== The exercise ==
Return each entry exactly, with none missing.

== Stored data ==
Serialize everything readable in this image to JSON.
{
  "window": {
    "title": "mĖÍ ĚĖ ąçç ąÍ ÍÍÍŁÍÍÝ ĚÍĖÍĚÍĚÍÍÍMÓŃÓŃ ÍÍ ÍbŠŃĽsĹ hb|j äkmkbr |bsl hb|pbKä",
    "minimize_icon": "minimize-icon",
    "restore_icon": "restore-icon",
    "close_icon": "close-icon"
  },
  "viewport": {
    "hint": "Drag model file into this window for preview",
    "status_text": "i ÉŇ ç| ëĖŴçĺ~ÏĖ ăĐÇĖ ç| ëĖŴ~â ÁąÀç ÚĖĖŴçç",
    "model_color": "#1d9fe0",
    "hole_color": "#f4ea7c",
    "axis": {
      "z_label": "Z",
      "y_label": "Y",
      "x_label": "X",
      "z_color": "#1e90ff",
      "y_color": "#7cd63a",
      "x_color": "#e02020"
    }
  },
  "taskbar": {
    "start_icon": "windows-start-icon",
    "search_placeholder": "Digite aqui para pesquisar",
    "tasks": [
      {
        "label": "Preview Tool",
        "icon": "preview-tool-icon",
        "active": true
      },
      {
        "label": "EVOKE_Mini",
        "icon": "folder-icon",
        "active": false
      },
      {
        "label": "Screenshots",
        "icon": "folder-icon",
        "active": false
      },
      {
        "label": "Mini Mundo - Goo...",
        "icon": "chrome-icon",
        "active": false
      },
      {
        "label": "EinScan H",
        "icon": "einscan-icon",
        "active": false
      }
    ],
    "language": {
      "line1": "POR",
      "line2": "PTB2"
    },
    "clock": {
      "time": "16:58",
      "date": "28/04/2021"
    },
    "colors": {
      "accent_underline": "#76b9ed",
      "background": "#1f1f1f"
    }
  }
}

== Exercise solution ==
Serialize everything readable in this image to JSON.
{
  "window": {
    "title": "mĖÍ ĚĖ ąçç ąÍ ÍÍÍŁÍÍÝ ĚÍĖÍĚÍĚÍÍÍMÓŃÓŃ ÍÍ ÍbŠŃĽsĹ hb|j äkmkbr |bsl hb|pbKä",
    "minimize_icon": "minimize-icon",
    "restore_icon": "restore-icon",
    "close_icon": "close-icon"
  },
  "viewport": {
    "hint": "Drag model file into this window for preview",
    "status_text": "i ÉŇ ç| ëĖŴçĺ~ÏĖ ăĐÇĖ ç| ëĖŴ~â ÁąÀç ÚĖĖŴçç",
    "model_color": "#1d9fe0",
    "hole_color": "#f4ea7c",
    "axis": {
      "z_label": "Z",
      "y_label": "Y",
      "x_label": "X",
      "z_color": "#1e90ff",
      "y_color": "#7cd63a",
      "x_color": "#e02020"
    }
  },
  "taskbar": {
    "start_icon": "windows-start-icon",
    "search_placeholder": "Digite aqui para pesquisar",
    "tasks": [
      {
        "label": "Preview Tool",
        "icon": "preview-tool-icon",
        "active": true
      },
      {
        "label": "EVOKE_Mini",
        "icon": "folder-icon",
        "active": false
      },
      {
        "label": "Screenshots",
        "icon": "folder-icon",
        "active": false
      },
      {
        "label": "Mini Mundo - Goo...",
        "icon": "chrome-icon",
        "active": false
      },
      {
        "label": "EinScan H",
        "icon": "einscan-icon",
        "active": false
      }
    ],
    "language": {
      "line1": "POR",
      "line2": "PTB2"
    },
    "clock": {
      "time": "16:58",
      "date": "28/04/2021"
    },
    "colors": {
      "accent_underline": "#76b9ed",
      "background": "#1f1f1f"
    }
  }
}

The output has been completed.